**WORK INSTRUCTIONS:** All of the lines below are to be printed again exactly; images are excluded from the output.

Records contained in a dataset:
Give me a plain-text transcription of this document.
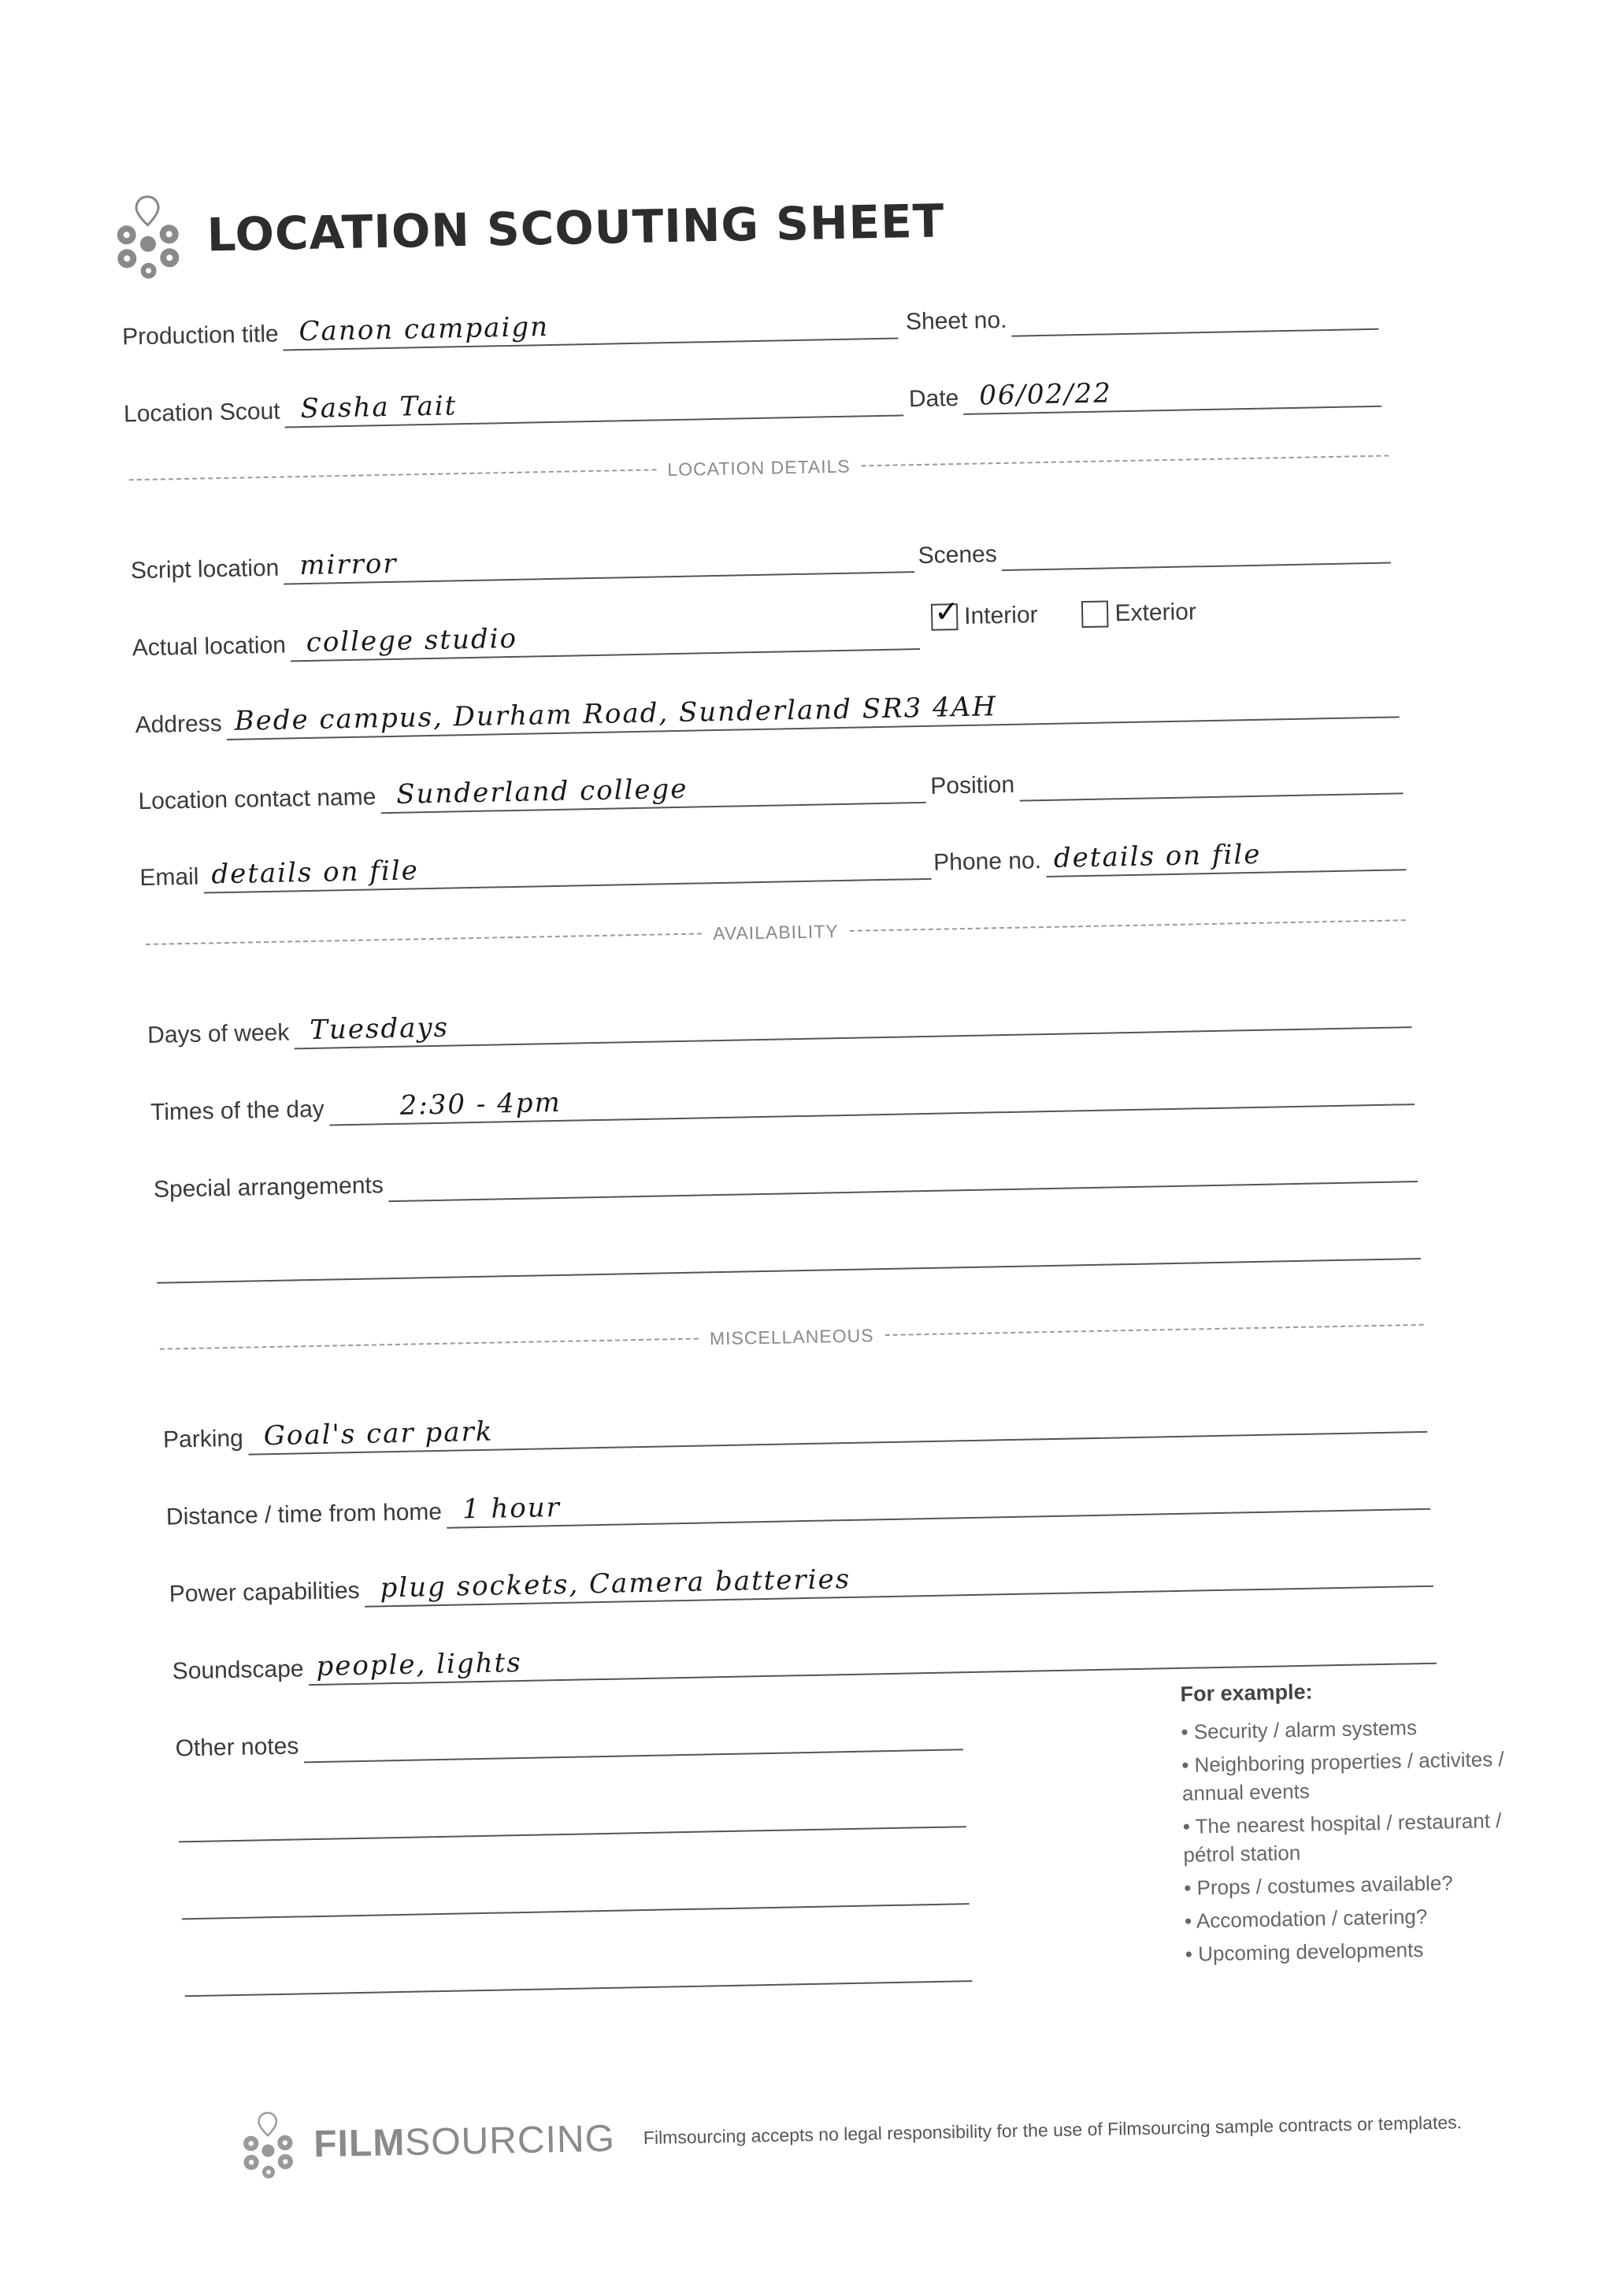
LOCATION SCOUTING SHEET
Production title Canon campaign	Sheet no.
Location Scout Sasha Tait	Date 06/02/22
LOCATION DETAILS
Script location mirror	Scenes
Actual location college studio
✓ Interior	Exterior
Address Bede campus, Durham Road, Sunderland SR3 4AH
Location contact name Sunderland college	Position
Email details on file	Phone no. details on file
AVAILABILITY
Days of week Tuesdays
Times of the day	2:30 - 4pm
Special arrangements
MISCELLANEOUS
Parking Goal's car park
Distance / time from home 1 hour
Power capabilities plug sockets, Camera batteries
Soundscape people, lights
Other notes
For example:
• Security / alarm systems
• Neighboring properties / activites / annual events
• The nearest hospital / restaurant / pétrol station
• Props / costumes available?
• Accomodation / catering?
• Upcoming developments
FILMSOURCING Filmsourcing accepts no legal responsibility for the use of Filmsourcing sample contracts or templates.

**CORRECT RESPONSE:**
Give me a plain-text transcription of this document.
LOCATION SCOUTING SHEET
Production title Canon campaign	Sheet no.
Location Scout Sasha Tait	Date 06/02/22
LOCATION DETAILS
Script location mirror	Scenes
Actual location college studio
✓ Interior	Exterior
Address Bede campus, Durham Road, Sunderland SR3 4AH
Location contact name Sunderland college	Position
Email details on file	Phone no. details on file
AVAILABILITY
Days of week Tuesdays
Times of the day	2:30 - 4pm
Special arrangements
MISCELLANEOUS
Parking Goal's car park
Distance / time from home 1 hour
Power capabilities plug sockets, Camera batteries
Soundscape people, lights
Other notes
For example:
• Security / alarm systems
• Neighboring properties / activites / annual events
• The nearest hospital / restaurant / pétrol station
• Props / costumes available?
• Accomodation / catering?
• Upcoming developments
FILMSOURCING Filmsourcing accepts no legal responsibility for the use of Filmsourcing sample contracts or templates.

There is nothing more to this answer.